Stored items
_____

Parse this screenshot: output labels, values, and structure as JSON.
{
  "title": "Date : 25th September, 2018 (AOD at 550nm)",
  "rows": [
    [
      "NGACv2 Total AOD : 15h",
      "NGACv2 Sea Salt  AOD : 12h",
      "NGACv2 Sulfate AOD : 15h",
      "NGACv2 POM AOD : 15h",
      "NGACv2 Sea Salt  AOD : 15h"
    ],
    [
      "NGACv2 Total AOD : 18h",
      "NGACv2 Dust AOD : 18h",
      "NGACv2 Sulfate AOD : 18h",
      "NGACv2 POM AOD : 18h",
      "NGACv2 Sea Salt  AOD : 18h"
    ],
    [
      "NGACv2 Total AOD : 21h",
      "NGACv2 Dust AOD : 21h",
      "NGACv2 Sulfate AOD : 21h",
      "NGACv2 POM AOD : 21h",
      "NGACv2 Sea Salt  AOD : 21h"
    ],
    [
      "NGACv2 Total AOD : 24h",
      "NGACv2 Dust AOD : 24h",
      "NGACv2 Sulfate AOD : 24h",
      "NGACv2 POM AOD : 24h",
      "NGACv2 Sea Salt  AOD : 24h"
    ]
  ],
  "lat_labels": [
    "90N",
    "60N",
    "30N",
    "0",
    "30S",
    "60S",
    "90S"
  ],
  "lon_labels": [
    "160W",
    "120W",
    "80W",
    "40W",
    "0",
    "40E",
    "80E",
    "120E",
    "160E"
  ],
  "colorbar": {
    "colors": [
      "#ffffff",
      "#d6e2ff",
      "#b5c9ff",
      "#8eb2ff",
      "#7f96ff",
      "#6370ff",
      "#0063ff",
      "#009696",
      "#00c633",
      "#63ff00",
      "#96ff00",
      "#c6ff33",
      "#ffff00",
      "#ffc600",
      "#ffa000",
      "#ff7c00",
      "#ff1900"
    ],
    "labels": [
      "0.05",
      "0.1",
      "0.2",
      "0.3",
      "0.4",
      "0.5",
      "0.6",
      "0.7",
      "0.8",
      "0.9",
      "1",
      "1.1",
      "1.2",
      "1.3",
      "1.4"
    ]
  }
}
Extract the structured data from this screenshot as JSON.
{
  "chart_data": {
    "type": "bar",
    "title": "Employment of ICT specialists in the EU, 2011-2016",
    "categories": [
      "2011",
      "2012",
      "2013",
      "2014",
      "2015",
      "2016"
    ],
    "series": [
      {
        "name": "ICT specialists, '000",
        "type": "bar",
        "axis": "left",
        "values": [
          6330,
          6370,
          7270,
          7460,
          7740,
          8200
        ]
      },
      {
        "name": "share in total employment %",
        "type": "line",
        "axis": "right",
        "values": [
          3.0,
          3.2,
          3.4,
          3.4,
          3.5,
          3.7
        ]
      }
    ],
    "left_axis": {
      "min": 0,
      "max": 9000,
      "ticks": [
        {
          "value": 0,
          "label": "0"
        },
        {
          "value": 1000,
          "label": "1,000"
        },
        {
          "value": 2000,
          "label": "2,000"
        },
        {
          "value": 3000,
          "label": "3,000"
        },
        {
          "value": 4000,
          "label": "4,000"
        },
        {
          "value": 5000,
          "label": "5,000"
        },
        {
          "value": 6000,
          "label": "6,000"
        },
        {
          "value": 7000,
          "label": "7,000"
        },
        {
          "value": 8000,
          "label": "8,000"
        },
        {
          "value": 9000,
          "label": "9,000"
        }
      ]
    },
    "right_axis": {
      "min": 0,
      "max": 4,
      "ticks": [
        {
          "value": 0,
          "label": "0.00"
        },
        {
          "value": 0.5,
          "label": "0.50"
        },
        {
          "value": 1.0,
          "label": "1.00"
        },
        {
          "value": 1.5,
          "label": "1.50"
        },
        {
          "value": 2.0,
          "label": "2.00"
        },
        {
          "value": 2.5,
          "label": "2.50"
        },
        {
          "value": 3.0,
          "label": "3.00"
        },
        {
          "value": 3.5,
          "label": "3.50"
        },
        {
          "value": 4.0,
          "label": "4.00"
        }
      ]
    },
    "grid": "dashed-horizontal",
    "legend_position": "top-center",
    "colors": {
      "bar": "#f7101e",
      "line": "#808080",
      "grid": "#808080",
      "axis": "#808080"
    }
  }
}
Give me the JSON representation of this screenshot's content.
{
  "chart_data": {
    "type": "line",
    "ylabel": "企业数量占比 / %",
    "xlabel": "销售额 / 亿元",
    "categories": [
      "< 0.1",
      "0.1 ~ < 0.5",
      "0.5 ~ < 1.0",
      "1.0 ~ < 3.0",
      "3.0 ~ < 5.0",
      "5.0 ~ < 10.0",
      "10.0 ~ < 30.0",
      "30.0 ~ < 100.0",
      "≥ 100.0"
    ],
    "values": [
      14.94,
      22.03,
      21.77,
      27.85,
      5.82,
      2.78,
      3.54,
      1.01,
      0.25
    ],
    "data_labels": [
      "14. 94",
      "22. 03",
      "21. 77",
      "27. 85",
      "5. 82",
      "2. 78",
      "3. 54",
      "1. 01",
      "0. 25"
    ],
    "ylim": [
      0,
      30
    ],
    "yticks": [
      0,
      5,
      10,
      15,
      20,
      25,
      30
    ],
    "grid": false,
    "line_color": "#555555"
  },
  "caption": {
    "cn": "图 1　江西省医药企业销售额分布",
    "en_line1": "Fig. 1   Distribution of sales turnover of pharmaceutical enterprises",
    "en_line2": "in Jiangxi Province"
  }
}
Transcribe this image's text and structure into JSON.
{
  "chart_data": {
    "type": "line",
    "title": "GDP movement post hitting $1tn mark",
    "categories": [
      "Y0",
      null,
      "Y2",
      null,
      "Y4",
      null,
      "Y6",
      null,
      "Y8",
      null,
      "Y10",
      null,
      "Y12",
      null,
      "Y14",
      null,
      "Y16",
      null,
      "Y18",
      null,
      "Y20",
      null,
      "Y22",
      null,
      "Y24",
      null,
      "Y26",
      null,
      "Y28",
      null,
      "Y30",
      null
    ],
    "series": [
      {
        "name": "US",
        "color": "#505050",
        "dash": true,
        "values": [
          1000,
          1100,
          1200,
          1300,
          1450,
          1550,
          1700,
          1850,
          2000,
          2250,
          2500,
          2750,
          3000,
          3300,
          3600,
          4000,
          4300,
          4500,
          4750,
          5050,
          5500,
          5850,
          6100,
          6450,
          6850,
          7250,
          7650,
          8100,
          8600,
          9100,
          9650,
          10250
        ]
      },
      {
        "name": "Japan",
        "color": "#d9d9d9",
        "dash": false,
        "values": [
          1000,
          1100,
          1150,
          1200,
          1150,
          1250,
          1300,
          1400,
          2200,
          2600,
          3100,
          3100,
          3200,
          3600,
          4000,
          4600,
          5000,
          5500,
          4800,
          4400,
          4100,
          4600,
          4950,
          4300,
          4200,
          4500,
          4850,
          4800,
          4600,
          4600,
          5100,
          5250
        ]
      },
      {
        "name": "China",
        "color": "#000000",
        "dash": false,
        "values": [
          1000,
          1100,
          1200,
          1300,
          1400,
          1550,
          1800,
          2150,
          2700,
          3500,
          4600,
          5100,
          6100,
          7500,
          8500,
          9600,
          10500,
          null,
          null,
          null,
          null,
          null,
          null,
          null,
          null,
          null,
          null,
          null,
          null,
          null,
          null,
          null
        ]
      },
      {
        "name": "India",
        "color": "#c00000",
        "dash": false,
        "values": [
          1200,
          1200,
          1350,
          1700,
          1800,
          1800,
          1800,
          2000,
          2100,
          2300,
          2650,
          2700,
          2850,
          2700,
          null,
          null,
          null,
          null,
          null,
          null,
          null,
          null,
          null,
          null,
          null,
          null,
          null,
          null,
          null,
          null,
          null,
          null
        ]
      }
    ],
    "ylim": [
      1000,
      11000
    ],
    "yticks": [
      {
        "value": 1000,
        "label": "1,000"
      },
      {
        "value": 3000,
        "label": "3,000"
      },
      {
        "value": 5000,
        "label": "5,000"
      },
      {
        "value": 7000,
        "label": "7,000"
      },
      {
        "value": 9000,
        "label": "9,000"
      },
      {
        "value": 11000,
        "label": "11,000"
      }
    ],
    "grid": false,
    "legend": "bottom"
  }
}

_____

Each line containing the word "type" counts once; report the total alone.

5